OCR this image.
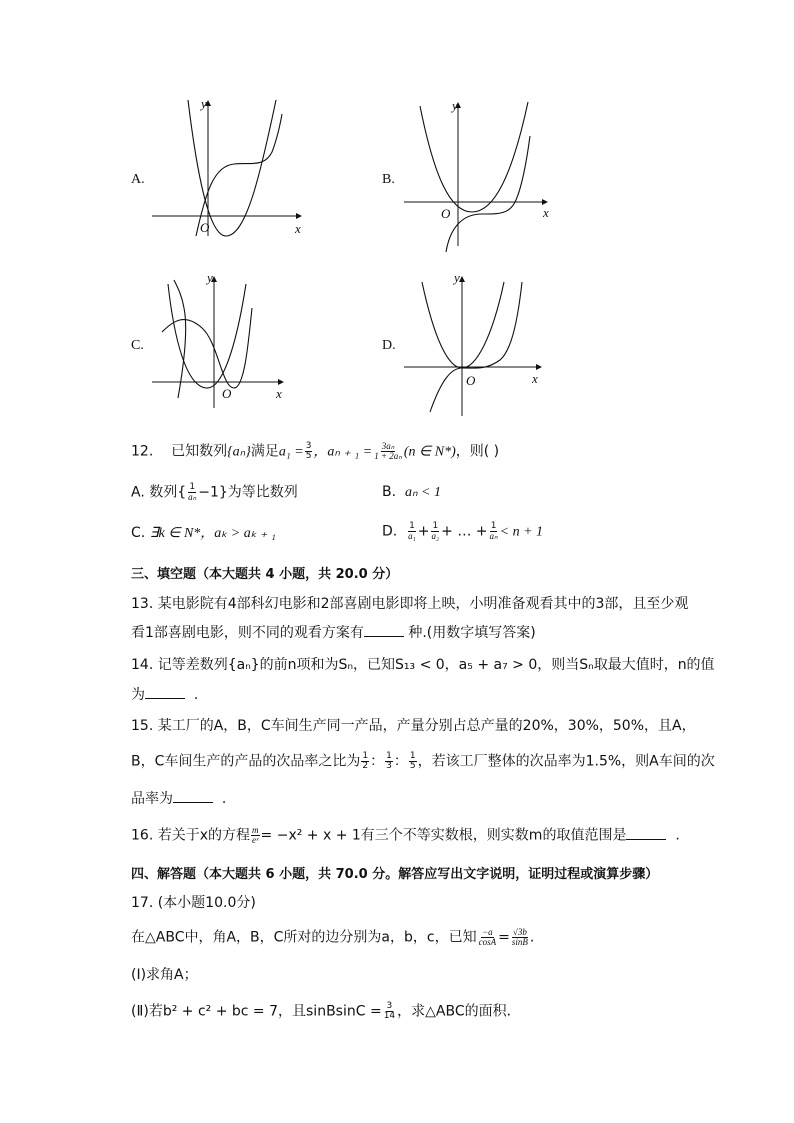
A.
y
O	x
B.
y
O	x
C.
y
O	x
D.
y
O	x
12. 已知数列{aₙ}满足$a_1 = \frac{3}{5}$ ，aₙ ₊ $_1 = \frac{\text{3aₙ}}{\text{1 + 2aₙ}} (n$ ∈ N*)，则( )
A. 数列{ $\frac{1}{\text{aₙ}} -1$}为等比数列	B. aₙ < 1
C. ∃k ∈ N*，aₖ > aₖ ₊ ₁	D. $\frac{1}{\text{a₁}} + \frac{1}{\text{a₂}}$ + … + $\frac{1}{\text{aₙ}} < n + 1$
三、填空题（本大题共 4 小题，共 20.0 分）
13. 某电影院有4部科幻电影和2部喜剧电影即将上映，小明准备观看其中的3部，且至少观
看1部喜剧电影，则不同的观看方案有	种.(用数字填写答案)
14. 记等差数列{aₙ}的前n项和为Sₙ，已知S₁₃ < 0，a₅ + a₇ > 0，则当Sₙ取最大值时，n的值
为	.
15. 某工厂的A，B，C车间生产同一产品，产量分别占总产量的20%，30%，50%，且A，
B，C车间生产的产品的次品率之比为 $\frac{1}{2}$ ： $\frac{1}{3}$ ： $\frac{1}{5}$ ，若该工厂整体的次品率为1.5%，则A车间的次
品率为	.
16. 若关于x的方程 $\frac{m}{\text{eˣ}} = -x^2 + x + 1$有三个不等实数根，则实数m的取值范围是	.
四、解答题（本大题共 6 小题，共 70.0 分。解答应写出文字说明，证明过程或演算步骤）
17. (本小题10.0分)
在△ABC中，角A，B，C所对的边分别为a，b，c，已知 $\frac{-a}{\cos A} = \frac{√3b}{\sin B}$ .
(Ⅰ)求角A；
(Ⅱ)若b² + c² + bc = 7，且sinBsinC = $\frac{3}{14}$ ，求△ABC的面积．
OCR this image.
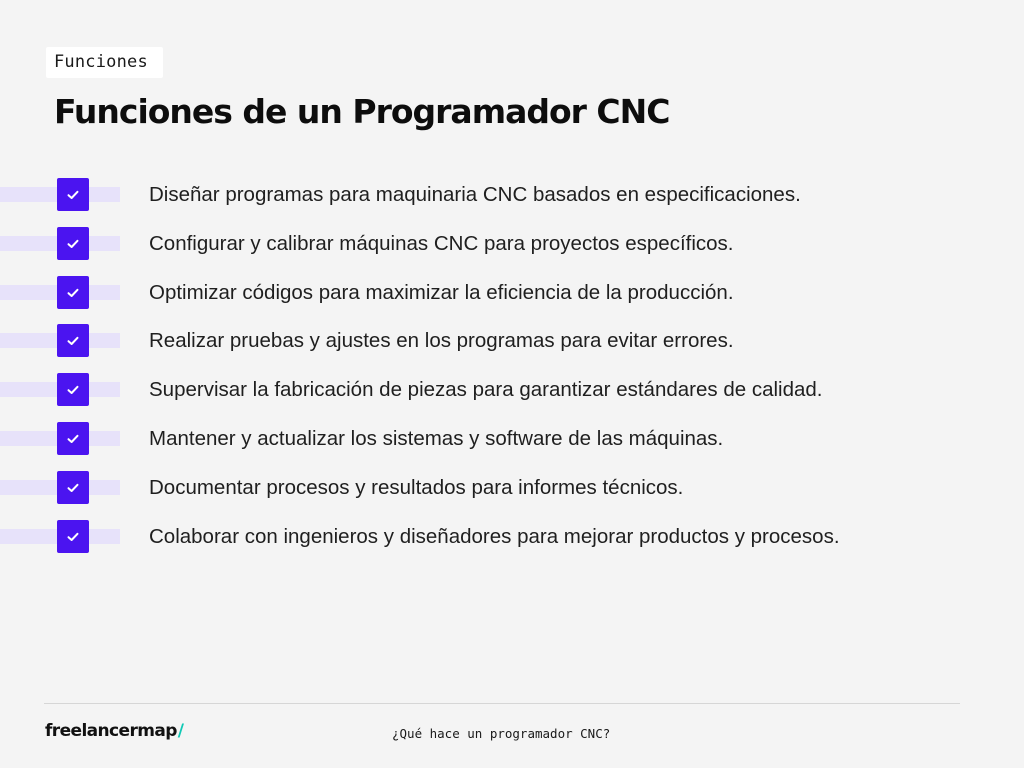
Funciones
Funciones de un Programador CNC
Diseñar programas para maquinaria CNC basados en especificaciones.
Configurar y calibrar máquinas CNC para proyectos específicos.
Optimizar códigos para maximizar la eficiencia de la producción.
Realizar pruebas y ajustes en los programas para evitar errores.
Supervisar la fabricación de piezas para garantizar estándares de calidad.
Mantener y actualizar los sistemas y software de las máquinas.
Documentar procesos y resultados para informes técnicos.
Colaborar con ingenieros y diseñadores para mejorar productos y procesos.
freelancermap/	¿Qué hace un programador CNC?
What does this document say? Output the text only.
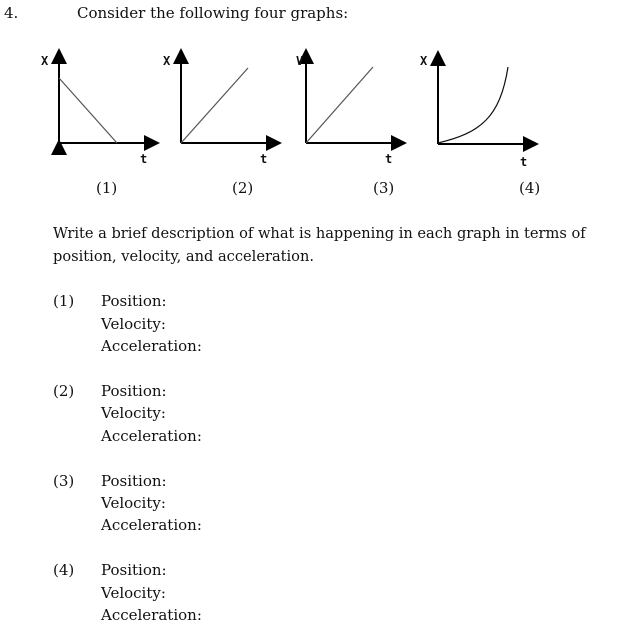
4.	Consider the following four graphs:
X
t
X
t
V
t
X
t
(1)	(2)	(3)	(4)
Write a brief description of what is happening in each graph in terms of
position, velocity, and acceleration.
(1) Position:
Velocity:
Acceleration:
(2) Position:
Velocity:
Acceleration:
(3) Position:
Velocity:
Acceleration:
(4) Position:
Velocity:
Acceleration:
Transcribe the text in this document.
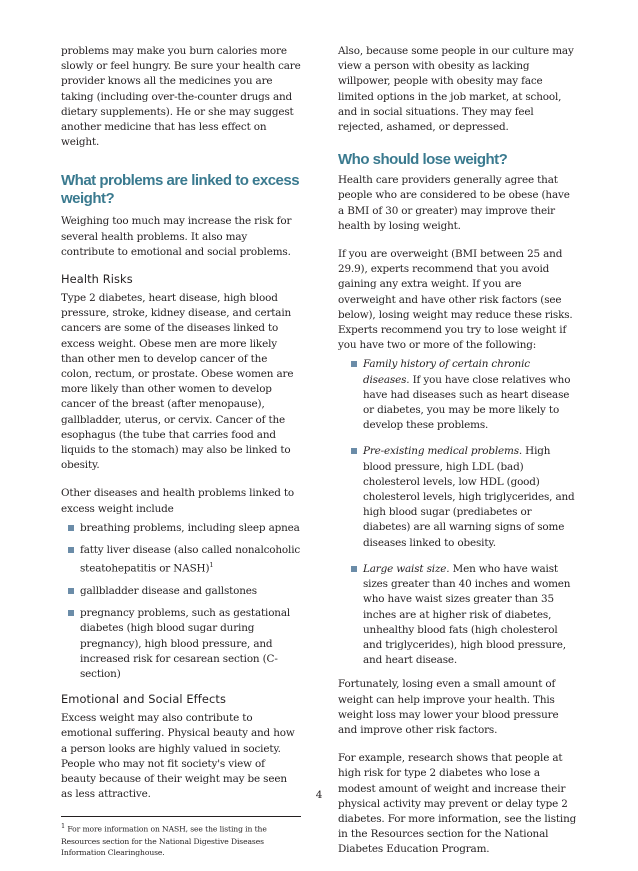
problems may make you burn calories more slowly or feel hungry. Be sure your health care provider knows all the medicines you are taking (including over-the-counter drugs and dietary supplements). He or she may suggest another medicine that has less effect on weight.

What problems are linked to excess weight?

Weighing too much may increase the risk for several health problems. It also may contribute to emotional and social problems.

Health Risks

Type 2 diabetes, heart disease, high blood pressure, stroke, kidney disease, and certain cancers are some of the diseases linked to excess weight. Obese men are more likely than other men to develop cancer of the colon, rectum, or prostate. Obese women are more likely than other women to develop cancer of the breast (after menopause), gallbladder, uterus, or cervix. Cancer of the esophagus (the tube that carries food and liquids to the stomach) may also be linked to obesity.

Other diseases and health problems linked to excess weight include

breathing problems, including sleep apnea
fatty liver disease (also called nonalcoholic steatohepatitis or NASH)$^1$
gallbladder disease and gallstones
pregnancy problems, such as gestational diabetes (high blood sugar during pregnancy), high blood pressure, and increased risk for cesarean section (C-section)
Emotional and Social Effects

Excess weight may also contribute to emotional suffering. Physical beauty and how a person looks are highly valued in society. People who may not fit society's view of beauty because of their weight may be seen as less attractive.

$^1$ For more information on NASH, see the listing in the Resources section for the National Digestive Diseases Information Clearinghouse.

Also, because some people in our culture may view a person with obesity as lacking willpower, people with obesity may face limited options in the job market, at school, and in social situations. They may feel rejected, ashamed, or depressed.

Who should lose weight?

Health care providers generally agree that people who are considered to be obese (have a BMI of 30 or greater) may improve their health by losing weight.

If you are overweight (BMI between 25 and 29.9), experts recommend that you avoid gaining any extra weight. If you are overweight and have other risk factors (see below), losing weight may reduce these risks. Experts recommend you try to lose weight if you have two or more of the following:

Family history of certain chronic diseases. If you have close relatives who have had diseases such as heart disease or diabetes, you may be more likely to develop these problems.
Pre-existing medical problems. High blood pressure, high LDL (bad) cholesterol levels, low HDL (good) cholesterol levels, high triglycerides, and high blood sugar (prediabetes or diabetes) are all warning signs of some diseases linked to obesity.
Large waist size. Men who have waist sizes greater than 40 inches and women who have waist sizes greater than 35 inches are at higher risk of diabetes, unhealthy blood fats (high cholesterol and triglycerides), high blood pressure, and heart disease.

Fortunately, losing even a small amount of weight can help improve your health. This weight loss may lower your blood pressure and improve other risk factors.

For example, research shows that people at high risk for type 2 diabetes who lose a modest amount of weight and increase their physical activity may prevent or delay type 2 diabetes. For more information, see the listing in the Resources section for the National Diabetes Education Program.

4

Description of the task: Keep only the lines that hold the string "procesos", and copy them out.

Result for this task:
Documentar procesos y resultados para informes técnicos.
Colaborar con ingenieros y diseñadores para mejorar productos y procesos.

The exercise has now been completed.